Figure content listings
● ● ● ●

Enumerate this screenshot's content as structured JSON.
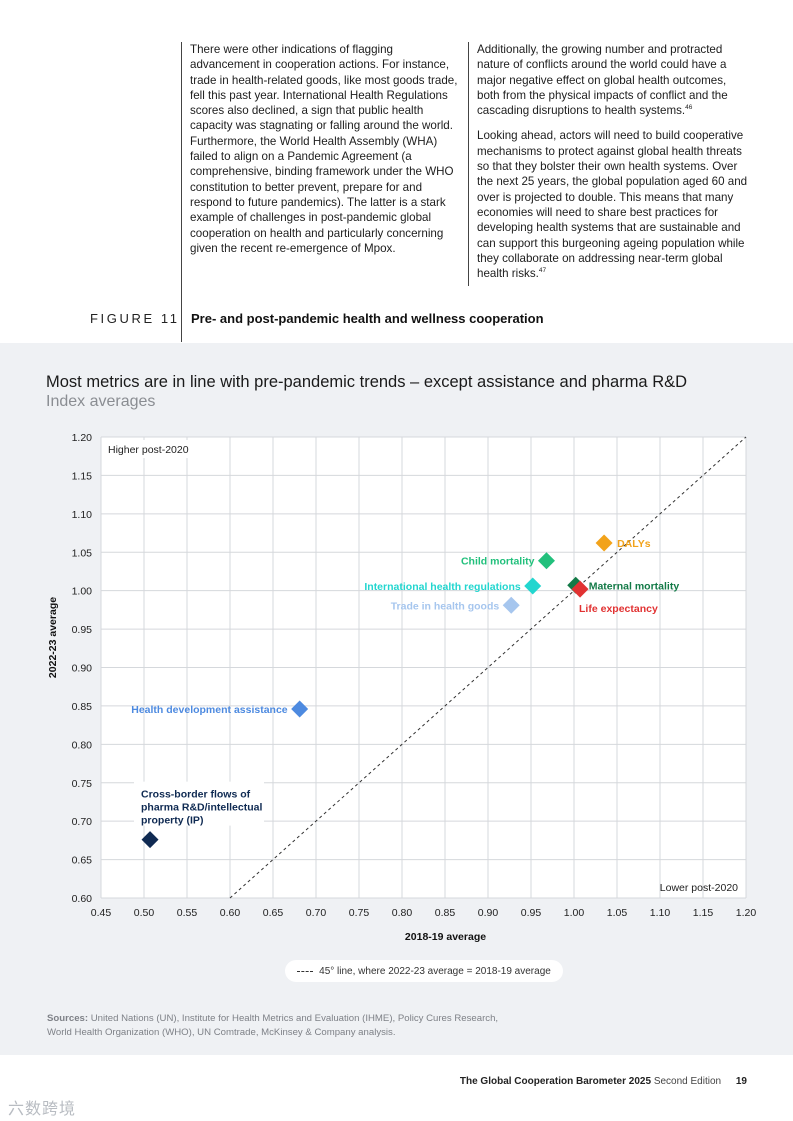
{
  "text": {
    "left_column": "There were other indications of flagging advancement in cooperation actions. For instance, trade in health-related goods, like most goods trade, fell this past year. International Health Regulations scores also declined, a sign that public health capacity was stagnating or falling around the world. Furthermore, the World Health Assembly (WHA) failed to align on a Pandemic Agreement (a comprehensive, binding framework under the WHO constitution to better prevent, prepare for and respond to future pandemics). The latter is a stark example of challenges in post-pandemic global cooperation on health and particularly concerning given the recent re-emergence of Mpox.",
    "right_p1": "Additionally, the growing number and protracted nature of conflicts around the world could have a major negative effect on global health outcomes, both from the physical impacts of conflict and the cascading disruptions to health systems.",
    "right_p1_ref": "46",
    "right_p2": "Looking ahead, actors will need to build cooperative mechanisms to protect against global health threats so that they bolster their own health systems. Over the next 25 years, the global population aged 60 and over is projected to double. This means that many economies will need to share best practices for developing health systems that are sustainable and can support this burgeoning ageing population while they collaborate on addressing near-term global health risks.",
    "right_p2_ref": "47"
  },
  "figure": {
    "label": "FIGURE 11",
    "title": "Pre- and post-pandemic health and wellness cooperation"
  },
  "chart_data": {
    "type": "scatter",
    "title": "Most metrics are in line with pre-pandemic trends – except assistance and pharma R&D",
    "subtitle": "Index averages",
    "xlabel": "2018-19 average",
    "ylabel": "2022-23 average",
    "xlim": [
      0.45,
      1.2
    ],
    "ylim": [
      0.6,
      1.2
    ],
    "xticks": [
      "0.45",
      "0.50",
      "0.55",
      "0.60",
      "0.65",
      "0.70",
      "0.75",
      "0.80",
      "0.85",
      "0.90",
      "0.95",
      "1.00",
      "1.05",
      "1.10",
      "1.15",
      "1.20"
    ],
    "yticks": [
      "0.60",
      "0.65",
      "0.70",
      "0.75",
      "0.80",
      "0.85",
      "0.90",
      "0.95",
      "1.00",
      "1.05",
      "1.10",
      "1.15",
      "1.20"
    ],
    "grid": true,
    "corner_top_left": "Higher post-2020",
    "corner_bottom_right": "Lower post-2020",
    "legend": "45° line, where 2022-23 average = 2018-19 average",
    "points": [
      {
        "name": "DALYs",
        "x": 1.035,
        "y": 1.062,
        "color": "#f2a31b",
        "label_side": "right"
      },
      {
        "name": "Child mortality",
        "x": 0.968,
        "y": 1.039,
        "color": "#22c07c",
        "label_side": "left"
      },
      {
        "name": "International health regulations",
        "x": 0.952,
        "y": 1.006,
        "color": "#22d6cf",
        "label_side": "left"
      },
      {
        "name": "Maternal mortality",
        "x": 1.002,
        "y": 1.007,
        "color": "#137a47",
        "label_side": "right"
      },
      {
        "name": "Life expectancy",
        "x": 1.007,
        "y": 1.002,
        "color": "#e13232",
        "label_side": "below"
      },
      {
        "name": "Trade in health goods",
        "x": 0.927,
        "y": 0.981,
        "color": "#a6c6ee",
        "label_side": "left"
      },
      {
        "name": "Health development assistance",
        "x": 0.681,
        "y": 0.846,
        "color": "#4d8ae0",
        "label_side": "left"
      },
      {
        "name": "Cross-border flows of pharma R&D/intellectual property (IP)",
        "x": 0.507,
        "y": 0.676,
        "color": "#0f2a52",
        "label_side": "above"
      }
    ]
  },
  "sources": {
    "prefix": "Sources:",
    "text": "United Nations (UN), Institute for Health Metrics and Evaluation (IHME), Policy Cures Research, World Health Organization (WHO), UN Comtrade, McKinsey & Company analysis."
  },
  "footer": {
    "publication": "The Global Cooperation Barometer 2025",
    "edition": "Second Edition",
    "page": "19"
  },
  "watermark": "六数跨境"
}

● ● ● ●

→ **Problem requirements**
In the material above, find the lines that contain "name" and show them.

→ **Worked answer**
        "name": "DALYs",
        "name": "Child mortality",
        "name": "International health regulations",
        "name": "Maternal mortality",
        "name": "Life expectancy",
        "name": "Trade in health goods",
        "name": "Health development assistance",
        "name": "Cross-border flows of pharma R&D/intellectual property (IP)",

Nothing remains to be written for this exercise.